■ REQUIREMENT
Edit the section of the passage on running Windows programs on an Intel Mac that begins with "If your host" and ends with "well it works.". Reproduce that section with "guest OS" changed to "client OS".

■ PROVIDED PASSAGE
◇ ◇ ◇ ◇ ◇ ◇ ◇

Yes, the three options for running Windows programs on an Intel Mac are Bootcamp, virtual machines, and Wine. (Remote access involves running Windows on a distant machine; I won’t cover it here.)
As others have said, Bootcamp splits your hard drive and gives you a second partition in which you can install Windows. You can then choose at boot whether to start Mac OS or Windows.
Both operating systems are completely separate, and you can only run one at a time. Apple provides drivers for Windows to enable it to access the Mac’s hardware.
*Virtual machines. *
There are several programs which will emulate a complete computer inside themselves, and allow you to install Windows (or other operating systems) on that computer. The emulated computer is known as a ‘virtual machine’ (VM). The installed OS is called the ‘guest’ OS.
As far as the installed OS can tell, the virtual machine includes complete hardware: processor, memory, hard drive, video card, networking, everything. You can even connect your physical hardware to the virtual machine (this prevents programs outside the virtual-machine program from using the connected hardware, though). You can set this up from a control panel provided by the virtual machine program.
The most well-known VM software seems to be Parallels, VMWare, and VirtualBox. On the Mac, VMWare’s product is called Fusion. At different times, I’ve used Fusion to run Windows XP, Windows 7, several versions of Ubuntu Linux, PuppyLinux, a preconfigured Drupal server, and even Haiku.
If your host machine is powerful enough, you can actually run more than one virtual machine at the same time. Virtual machines can have different configurations of their virtual hardware, and can be set up to communicate with each other, or with other machines on your network.
You install Windows or another OS into a virtual machine in the same way as you install it into physical hardware. There are drivers you can install to allow the guest OS to access both the virtual machine’s hardware and your physical hardware outside the VM program; they allow such things as drag-and-drop of files between your main Mac OS desktop and the desktop of the guest OS.
Parallels and Fusion, at least, even have a feature that will copy an existing PC into a virtual machine. I have never used this and don’t know how well it works.
The third choice is Windows emulation. In this, a program running on Mac OS provides the operating-system services that a Windows program needs to run. There is no copy of WIndows involved.
The Windows-emulation program I’ve used is Wine. This was commercialized as Crossover. What I found was that it works, but is extremely picky. The emulator can only handle very specific versions of the Windows programs you might want to use (like Photoshop or Office). If you don’t have those specific versions, it won’t work at all.
I found that, you you have a powerful-enough computer, a virtual machine is the most flexible of the options. It gives you a full Windows installation, so you can do anything you can with a Windows-only PC. It allows easy transfer of files between the host OS and Windows.

◇ ◇ ◇ ◇ ◇ ◇ ◇

■ EXTRACTED INFORMATION
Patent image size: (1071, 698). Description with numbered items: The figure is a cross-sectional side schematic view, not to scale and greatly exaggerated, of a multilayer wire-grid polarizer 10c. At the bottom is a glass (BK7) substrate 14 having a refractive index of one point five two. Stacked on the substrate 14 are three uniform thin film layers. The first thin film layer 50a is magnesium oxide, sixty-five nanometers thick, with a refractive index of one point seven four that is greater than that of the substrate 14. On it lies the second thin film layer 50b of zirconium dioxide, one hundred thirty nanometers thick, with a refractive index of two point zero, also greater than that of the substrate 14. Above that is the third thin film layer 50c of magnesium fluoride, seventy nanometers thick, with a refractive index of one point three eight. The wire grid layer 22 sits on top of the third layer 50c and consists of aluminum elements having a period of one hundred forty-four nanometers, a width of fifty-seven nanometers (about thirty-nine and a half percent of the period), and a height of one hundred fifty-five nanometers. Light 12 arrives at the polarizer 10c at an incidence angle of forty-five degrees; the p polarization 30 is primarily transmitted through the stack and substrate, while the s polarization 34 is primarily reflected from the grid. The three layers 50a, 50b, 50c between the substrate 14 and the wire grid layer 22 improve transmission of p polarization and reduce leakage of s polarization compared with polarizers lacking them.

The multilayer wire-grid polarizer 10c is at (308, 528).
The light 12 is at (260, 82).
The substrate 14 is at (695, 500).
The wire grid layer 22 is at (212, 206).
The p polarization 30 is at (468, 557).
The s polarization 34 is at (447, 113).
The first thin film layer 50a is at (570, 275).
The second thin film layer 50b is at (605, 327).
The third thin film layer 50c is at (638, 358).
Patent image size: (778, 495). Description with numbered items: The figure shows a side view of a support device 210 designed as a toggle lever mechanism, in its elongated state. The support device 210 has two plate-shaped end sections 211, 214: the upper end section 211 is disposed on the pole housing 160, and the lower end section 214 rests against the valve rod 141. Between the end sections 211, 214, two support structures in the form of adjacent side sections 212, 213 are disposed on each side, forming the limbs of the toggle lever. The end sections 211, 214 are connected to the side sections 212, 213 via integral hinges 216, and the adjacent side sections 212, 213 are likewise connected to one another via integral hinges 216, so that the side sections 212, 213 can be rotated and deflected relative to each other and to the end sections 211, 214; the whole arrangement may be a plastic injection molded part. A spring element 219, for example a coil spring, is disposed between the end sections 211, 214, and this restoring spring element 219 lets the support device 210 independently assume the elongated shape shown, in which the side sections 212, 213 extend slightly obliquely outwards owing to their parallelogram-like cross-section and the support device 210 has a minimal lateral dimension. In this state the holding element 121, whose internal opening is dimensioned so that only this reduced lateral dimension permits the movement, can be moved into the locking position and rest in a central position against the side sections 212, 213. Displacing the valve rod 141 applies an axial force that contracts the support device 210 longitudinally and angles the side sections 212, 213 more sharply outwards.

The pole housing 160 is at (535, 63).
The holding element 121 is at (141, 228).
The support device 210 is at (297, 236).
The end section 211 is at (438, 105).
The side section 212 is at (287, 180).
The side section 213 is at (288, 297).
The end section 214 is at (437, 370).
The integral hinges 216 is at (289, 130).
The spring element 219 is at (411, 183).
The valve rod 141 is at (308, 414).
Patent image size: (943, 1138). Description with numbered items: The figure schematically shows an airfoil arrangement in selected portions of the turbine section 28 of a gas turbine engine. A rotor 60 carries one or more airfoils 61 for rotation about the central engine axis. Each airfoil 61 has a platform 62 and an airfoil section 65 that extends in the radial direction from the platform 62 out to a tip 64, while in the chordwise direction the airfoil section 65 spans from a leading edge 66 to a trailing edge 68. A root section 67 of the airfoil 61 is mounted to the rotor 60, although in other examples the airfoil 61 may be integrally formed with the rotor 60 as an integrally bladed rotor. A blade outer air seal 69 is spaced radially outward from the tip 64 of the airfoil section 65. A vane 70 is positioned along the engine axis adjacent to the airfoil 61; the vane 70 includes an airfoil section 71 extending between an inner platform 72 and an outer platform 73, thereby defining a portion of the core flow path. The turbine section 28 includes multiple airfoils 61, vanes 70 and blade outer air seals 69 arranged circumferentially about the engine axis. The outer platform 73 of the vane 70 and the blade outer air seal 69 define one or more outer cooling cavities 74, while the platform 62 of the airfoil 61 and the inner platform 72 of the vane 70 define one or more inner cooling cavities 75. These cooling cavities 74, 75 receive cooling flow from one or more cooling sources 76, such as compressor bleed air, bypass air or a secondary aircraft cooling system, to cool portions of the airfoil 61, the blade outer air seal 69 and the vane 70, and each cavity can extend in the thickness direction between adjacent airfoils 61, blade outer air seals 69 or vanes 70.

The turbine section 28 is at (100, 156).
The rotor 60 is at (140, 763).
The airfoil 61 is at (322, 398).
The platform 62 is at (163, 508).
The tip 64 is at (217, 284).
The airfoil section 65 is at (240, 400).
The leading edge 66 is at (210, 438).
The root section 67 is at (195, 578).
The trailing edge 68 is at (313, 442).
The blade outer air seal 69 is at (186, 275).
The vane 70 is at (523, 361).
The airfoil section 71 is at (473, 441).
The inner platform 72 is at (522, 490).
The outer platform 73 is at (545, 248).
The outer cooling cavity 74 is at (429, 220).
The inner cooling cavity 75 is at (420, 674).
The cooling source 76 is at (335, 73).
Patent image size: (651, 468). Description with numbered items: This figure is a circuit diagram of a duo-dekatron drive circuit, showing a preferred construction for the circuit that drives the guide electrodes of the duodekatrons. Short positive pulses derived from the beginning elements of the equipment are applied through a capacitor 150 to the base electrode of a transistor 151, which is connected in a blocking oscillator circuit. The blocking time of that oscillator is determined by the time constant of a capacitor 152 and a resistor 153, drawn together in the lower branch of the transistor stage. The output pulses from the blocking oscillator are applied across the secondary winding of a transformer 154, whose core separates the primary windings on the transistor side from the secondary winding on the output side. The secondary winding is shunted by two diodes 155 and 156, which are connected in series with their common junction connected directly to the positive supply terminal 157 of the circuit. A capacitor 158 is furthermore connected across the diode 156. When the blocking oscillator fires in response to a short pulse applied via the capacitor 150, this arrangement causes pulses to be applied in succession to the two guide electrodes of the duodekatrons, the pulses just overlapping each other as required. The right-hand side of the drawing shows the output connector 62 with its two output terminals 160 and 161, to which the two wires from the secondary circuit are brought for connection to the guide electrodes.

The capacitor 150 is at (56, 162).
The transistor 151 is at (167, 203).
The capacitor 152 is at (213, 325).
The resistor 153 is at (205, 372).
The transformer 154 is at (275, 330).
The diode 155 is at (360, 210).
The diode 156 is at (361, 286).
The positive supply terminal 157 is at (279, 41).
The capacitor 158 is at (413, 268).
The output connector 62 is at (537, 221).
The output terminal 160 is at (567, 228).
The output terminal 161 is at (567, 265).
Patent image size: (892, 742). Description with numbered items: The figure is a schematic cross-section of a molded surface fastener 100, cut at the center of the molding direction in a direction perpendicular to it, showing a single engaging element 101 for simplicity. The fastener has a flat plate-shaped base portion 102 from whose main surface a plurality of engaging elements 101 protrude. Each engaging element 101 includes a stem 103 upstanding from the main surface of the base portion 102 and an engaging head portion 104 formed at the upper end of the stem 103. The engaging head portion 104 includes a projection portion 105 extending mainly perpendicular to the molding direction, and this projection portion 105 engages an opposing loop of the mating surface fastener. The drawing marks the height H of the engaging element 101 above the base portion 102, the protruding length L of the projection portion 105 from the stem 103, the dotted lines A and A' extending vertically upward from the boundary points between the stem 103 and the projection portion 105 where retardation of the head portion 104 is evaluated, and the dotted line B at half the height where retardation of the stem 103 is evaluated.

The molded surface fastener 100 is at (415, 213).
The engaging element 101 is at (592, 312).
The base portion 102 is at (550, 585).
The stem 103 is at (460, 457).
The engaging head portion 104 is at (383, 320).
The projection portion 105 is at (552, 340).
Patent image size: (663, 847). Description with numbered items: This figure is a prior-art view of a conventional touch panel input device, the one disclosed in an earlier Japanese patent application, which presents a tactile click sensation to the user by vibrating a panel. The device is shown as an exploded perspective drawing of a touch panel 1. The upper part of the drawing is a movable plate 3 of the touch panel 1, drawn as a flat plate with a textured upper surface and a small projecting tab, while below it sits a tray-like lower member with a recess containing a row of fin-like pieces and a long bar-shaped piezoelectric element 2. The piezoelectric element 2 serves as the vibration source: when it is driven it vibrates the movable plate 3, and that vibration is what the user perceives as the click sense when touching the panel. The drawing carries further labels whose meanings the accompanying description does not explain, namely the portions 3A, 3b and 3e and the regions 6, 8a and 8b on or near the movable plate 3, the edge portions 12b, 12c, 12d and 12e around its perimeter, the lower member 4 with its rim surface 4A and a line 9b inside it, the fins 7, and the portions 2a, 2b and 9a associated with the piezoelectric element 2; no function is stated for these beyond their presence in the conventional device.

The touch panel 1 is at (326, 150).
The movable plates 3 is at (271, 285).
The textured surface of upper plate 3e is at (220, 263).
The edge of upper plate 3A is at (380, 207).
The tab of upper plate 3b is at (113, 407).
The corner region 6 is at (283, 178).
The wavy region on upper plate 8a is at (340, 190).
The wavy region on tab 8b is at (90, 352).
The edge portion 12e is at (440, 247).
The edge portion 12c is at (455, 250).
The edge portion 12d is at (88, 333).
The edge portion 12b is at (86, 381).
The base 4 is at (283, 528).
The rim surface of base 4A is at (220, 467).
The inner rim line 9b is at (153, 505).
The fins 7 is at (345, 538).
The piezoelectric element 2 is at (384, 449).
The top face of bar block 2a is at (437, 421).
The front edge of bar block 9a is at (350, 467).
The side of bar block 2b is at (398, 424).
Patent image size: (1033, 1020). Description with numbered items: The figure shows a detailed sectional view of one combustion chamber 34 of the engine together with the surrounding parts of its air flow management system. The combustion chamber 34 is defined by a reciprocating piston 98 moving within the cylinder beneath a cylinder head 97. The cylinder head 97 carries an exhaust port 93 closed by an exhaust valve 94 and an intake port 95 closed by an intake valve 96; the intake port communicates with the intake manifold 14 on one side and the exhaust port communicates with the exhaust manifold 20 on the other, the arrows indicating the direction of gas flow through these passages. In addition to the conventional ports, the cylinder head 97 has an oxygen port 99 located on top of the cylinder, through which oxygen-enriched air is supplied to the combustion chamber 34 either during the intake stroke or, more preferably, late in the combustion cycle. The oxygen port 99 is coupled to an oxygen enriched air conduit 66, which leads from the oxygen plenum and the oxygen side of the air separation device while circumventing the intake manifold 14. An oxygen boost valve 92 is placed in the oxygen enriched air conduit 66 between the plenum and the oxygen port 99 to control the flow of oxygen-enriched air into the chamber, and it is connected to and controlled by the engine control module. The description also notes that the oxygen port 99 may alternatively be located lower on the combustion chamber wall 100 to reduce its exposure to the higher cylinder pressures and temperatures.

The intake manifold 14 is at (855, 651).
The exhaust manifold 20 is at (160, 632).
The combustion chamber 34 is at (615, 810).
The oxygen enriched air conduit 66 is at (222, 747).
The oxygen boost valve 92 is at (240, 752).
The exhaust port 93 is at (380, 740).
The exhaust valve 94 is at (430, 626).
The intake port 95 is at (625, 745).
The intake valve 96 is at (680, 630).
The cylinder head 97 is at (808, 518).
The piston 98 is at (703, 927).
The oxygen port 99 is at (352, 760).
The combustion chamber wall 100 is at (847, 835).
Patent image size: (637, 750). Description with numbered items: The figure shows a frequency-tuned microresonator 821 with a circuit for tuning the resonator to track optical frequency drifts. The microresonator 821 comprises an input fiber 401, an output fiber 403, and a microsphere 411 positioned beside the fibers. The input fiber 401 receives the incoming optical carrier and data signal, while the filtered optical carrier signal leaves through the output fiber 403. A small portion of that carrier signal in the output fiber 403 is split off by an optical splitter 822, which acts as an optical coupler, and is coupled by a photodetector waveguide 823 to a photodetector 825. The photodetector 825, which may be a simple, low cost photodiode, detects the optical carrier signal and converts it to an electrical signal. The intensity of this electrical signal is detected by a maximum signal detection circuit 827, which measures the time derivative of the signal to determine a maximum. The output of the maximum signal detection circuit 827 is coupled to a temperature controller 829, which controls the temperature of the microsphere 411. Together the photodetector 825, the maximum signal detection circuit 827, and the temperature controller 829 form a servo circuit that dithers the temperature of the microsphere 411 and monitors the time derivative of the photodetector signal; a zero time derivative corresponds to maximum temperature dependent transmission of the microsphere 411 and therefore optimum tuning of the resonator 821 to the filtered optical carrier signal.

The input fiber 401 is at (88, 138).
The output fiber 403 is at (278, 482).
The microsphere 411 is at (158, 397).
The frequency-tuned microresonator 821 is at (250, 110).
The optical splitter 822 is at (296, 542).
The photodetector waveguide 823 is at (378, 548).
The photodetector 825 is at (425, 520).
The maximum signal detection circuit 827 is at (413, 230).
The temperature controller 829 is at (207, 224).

◇ ◇ ◇ ◇ ◇ ◇ ◇

■ FINISHED EXERCISE
If your host machine is powerful enough, you can actually run more than one virtual machine at the same time. Virtual machines can have different configurations of their virtual hardware, and can be set up to communicate with each other, or with other machines on your network.
You install Windows or another OS into a virtual machine in the same way as you install it into physical hardware. There are drivers you can install to allow the client OS to access both the virtual machine’s hardware and your physical hardware outside the VM program; they allow such things as drag-and-drop of files between your main Mac OS desktop and the desktop of the client OS.
Parallels and Fusion, at least, even have a feature that will copy an existing PC into a virtual machine. I have never used this and don’t know how well it works.